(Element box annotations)
•••••

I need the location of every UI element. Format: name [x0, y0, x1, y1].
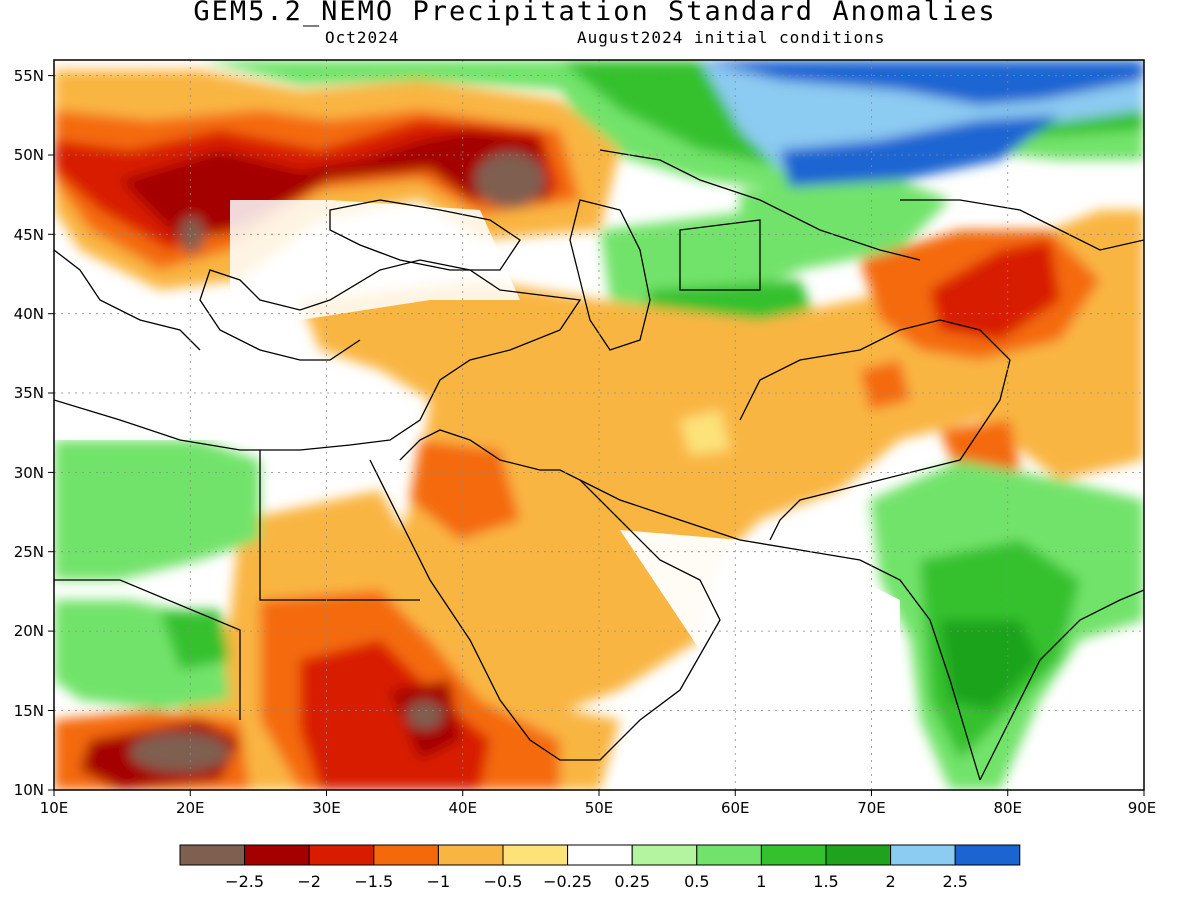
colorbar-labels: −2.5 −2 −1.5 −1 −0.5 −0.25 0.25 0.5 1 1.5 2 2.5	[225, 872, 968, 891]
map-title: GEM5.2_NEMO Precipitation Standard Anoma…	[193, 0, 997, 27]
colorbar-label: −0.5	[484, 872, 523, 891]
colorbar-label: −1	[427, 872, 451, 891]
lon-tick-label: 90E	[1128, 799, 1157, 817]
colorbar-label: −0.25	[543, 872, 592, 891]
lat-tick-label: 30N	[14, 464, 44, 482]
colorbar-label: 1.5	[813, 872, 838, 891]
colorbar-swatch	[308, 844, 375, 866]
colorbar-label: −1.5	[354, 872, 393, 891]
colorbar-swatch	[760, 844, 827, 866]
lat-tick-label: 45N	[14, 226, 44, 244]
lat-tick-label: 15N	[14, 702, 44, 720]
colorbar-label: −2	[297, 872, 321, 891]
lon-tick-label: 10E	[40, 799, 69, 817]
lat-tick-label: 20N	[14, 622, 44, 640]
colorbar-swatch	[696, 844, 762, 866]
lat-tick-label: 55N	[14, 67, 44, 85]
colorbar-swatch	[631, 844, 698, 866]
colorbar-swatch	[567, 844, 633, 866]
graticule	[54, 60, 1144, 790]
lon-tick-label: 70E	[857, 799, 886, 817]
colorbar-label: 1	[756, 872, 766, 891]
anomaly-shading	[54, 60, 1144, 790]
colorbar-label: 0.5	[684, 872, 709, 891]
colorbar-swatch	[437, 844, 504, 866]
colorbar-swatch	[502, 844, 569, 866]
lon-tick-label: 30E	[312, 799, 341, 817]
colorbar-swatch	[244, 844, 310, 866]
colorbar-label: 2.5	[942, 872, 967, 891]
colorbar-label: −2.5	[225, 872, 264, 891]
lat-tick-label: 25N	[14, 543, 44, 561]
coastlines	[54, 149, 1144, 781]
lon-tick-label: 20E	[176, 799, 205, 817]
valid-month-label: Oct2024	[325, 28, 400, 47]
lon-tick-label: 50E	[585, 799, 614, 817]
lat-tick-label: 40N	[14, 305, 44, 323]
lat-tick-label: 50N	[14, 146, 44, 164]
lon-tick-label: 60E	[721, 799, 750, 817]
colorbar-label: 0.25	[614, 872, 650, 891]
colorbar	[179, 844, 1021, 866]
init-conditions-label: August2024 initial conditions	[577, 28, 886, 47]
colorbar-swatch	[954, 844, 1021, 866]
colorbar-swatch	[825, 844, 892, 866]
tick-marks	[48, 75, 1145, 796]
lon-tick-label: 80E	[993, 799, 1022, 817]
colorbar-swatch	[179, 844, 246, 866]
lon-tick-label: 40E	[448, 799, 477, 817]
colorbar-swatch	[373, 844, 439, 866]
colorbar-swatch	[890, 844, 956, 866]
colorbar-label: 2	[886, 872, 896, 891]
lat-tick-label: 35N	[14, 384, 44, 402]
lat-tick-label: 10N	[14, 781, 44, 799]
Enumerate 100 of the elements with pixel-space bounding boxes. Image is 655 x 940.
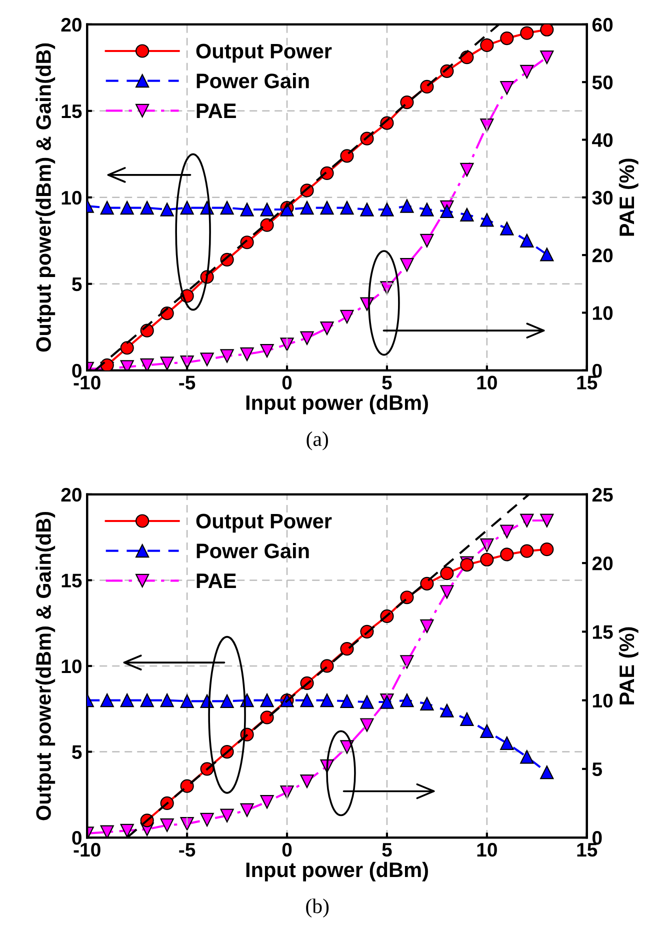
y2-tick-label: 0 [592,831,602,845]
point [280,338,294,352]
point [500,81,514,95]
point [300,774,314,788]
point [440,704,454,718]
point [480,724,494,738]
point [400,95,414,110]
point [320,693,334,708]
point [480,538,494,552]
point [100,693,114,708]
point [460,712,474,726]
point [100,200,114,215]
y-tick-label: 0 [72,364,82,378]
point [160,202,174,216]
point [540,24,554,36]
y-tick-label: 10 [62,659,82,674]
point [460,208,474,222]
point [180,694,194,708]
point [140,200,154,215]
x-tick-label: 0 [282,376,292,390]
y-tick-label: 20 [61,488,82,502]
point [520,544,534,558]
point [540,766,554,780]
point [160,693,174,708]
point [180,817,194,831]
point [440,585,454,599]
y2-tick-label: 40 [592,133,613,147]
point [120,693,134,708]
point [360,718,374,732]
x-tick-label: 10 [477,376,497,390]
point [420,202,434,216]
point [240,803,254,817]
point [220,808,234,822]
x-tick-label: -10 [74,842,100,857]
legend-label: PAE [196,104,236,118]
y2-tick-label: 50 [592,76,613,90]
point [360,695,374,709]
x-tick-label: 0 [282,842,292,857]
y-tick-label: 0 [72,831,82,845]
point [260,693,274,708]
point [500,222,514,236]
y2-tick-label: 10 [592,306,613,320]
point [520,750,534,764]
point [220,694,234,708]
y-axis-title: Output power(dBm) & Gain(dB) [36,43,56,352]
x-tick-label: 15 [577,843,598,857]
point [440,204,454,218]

•••••

Count the lines in the material that contain the string "title", treating case as significant. Give only the number.

*EXERCISE RESULT*: 2